**Problem description**:
Pick out every line that holds the string "slurry" and copy it.

**Data to process**:
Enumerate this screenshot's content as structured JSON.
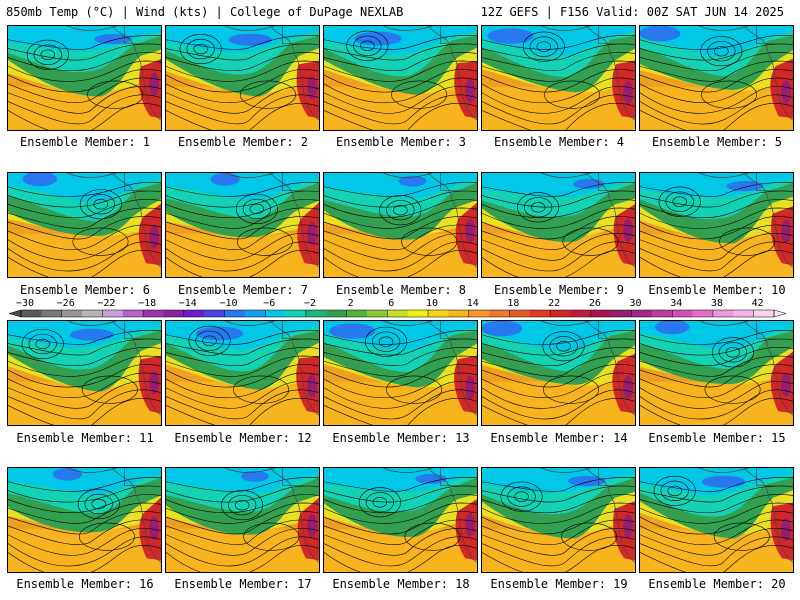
{
  "header": {
    "left": "850mb Temp (°C) | Wind (kts) | College of DuPage NEXLAB",
    "right": "12Z GEFS | F156 Valid: 00Z SAT JUN 14 2025"
  },
  "members": [
    {
      "label": "Ensemble Member: 1"
    },
    {
      "label": "Ensemble Member: 2"
    },
    {
      "label": "Ensemble Member: 3"
    },
    {
      "label": "Ensemble Member: 4"
    },
    {
      "label": "Ensemble Member: 5"
    },
    {
      "label": "Ensemble Member: 6"
    },
    {
      "label": "Ensemble Member: 7"
    },
    {
      "label": "Ensemble Member: 8"
    },
    {
      "label": "Ensemble Member: 9"
    },
    {
      "label": "Ensemble Member: 10"
    },
    {
      "label": "Ensemble Member: 11"
    },
    {
      "label": "Ensemble Member: 12"
    },
    {
      "label": "Ensemble Member: 13"
    },
    {
      "label": "Ensemble Member: 14"
    },
    {
      "label": "Ensemble Member: 15"
    },
    {
      "label": "Ensemble Member: 16"
    },
    {
      "label": "Ensemble Member: 17"
    },
    {
      "label": "Ensemble Member: 18"
    },
    {
      "label": "Ensemble Member: 19"
    },
    {
      "label": "Ensemble Member: 20"
    }
  ],
  "colorbar": {
    "tick_labels": [
      "−30",
      "−26",
      "−22",
      "−18",
      "−14",
      "−10",
      "−6",
      "−2",
      "2",
      "6",
      "10",
      "14",
      "18",
      "22",
      "26",
      "30",
      "34",
      "38",
      "42"
    ],
    "colors": [
      "#5a5a5a",
      "#787878",
      "#969696",
      "#b4b4b4",
      "#c8a0d8",
      "#b464c8",
      "#a030b4",
      "#8c1ea0",
      "#6e1ecc",
      "#4646e6",
      "#2878f0",
      "#14a0f0",
      "#00c8e6",
      "#14d2b4",
      "#1eb478",
      "#32a050",
      "#50b43c",
      "#8cc83c",
      "#c8dc28",
      "#f0f014",
      "#f8d214",
      "#f8b41e",
      "#f89628",
      "#f07828",
      "#e65a28",
      "#dc3c28",
      "#d22828",
      "#be1e3c",
      "#aa1450",
      "#961e6e",
      "#a0288c",
      "#be3ca0",
      "#d250b4",
      "#e66ec8",
      "#f096dc",
      "#f5b4e6",
      "#fad2f0"
    ]
  }
}
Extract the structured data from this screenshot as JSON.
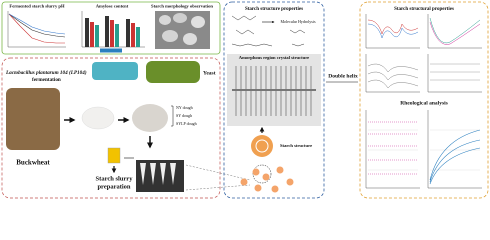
{
  "left_panel": {
    "charts": [
      {
        "title": "Fermented starch slurry pH"
      },
      {
        "title": "Amylose content"
      },
      {
        "title": "Starch morphology observation"
      }
    ],
    "fermentation_label": [
      "Lactobacillus plantarum 104 (LP104)",
      "fermentation"
    ],
    "yeast_label": "Yeast",
    "raw_material": "Buckwheat",
    "doughs": [
      "NY dough",
      "SY dough",
      "SYLP dough"
    ],
    "process": [
      "Starch slurry",
      "preparation"
    ]
  },
  "middle_panel": {
    "title": "Starch structure properties",
    "hydrolysis": "Molecular Hydrolysis",
    "crystal": "Amorphous region crystal structure",
    "structure": "Starch structure"
  },
  "right_panel": {
    "double_helix": "Double helix",
    "title": "Starch structural properties",
    "rheology": "Rheological analysis"
  }
}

**Problem solution**:
        "title": "Fermented starch slurry pH"
      "Starch slurry",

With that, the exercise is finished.